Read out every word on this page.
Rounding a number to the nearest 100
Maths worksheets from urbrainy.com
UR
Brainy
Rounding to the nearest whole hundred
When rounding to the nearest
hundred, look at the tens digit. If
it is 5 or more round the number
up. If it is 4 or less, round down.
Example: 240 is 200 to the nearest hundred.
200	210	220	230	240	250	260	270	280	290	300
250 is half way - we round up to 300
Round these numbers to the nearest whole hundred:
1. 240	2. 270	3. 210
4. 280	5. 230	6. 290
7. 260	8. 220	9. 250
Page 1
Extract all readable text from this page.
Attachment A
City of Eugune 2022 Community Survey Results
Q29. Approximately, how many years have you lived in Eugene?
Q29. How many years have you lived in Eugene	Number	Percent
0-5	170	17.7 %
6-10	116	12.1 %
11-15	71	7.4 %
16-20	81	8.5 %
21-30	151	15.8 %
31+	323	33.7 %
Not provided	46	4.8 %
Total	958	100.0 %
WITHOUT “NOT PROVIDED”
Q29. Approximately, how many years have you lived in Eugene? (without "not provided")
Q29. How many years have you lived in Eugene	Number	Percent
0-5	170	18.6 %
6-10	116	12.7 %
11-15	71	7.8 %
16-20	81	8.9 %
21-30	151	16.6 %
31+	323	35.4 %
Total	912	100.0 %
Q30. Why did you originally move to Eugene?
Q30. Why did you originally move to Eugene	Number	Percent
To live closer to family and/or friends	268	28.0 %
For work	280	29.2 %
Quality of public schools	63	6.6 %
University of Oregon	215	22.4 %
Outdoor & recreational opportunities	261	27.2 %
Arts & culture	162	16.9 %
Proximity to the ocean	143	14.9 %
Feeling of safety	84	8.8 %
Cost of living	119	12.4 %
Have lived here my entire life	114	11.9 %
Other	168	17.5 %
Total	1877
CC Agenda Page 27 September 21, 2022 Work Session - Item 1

# OBJECTIVE
Write out the material exactly as given.

# EXERCISE RESULT
Read out every word on this page.
Rounding a number to the nearest 100
Maths worksheets from urbrainy.com
UR
Brainy
Rounding to the nearest whole hundred
When rounding to the nearest
hundred, look at the tens digit. If
it is 5 or more round the number
up. If it is 4 or less, round down.
Example: 240 is 200 to the nearest hundred.
200	210	220	230	240	250	260	270	280	290	300
250 is half way - we round up to 300
Round these numbers to the nearest whole hundred:
1. 240	2. 270	3. 210
4. 280	5. 230	6. 290
7. 260	8. 220	9. 250
Page 1
Extract all readable text from this page.
Attachment A
City of Eugune 2022 Community Survey Results
Q29. Approximately, how many years have you lived in Eugene?
Q29. How many years have you lived in Eugene	Number	Percent
0-5	170	17.7 %
6-10	116	12.1 %
11-15	71	7.4 %
16-20	81	8.5 %
21-30	151	15.8 %
31+	323	33.7 %
Not provided	46	4.8 %
Total	958	100.0 %
WITHOUT “NOT PROVIDED”
Q29. Approximately, how many years have you lived in Eugene? (without "not provided")
Q29. How many years have you lived in Eugene	Number	Percent
0-5	170	18.6 %
6-10	116	12.7 %
11-15	71	7.8 %
16-20	81	8.9 %
21-30	151	16.6 %
31+	323	35.4 %
Total	912	100.0 %
Q30. Why did you originally move to Eugene?
Q30. Why did you originally move to Eugene	Number	Percent
To live closer to family and/or friends	268	28.0 %
For work	280	29.2 %
Quality of public schools	63	6.6 %
University of Oregon	215	22.4 %
Outdoor & recreational opportunities	261	27.2 %
Arts & culture	162	16.9 %
Proximity to the ocean	143	14.9 %
Feeling of safety	84	8.8 %
Cost of living	119	12.4 %
Have lived here my entire life	114	11.9 %
Other	168	17.5 %
Total	1877
CC Agenda Page 27 September 21, 2022 Work Session - Item 1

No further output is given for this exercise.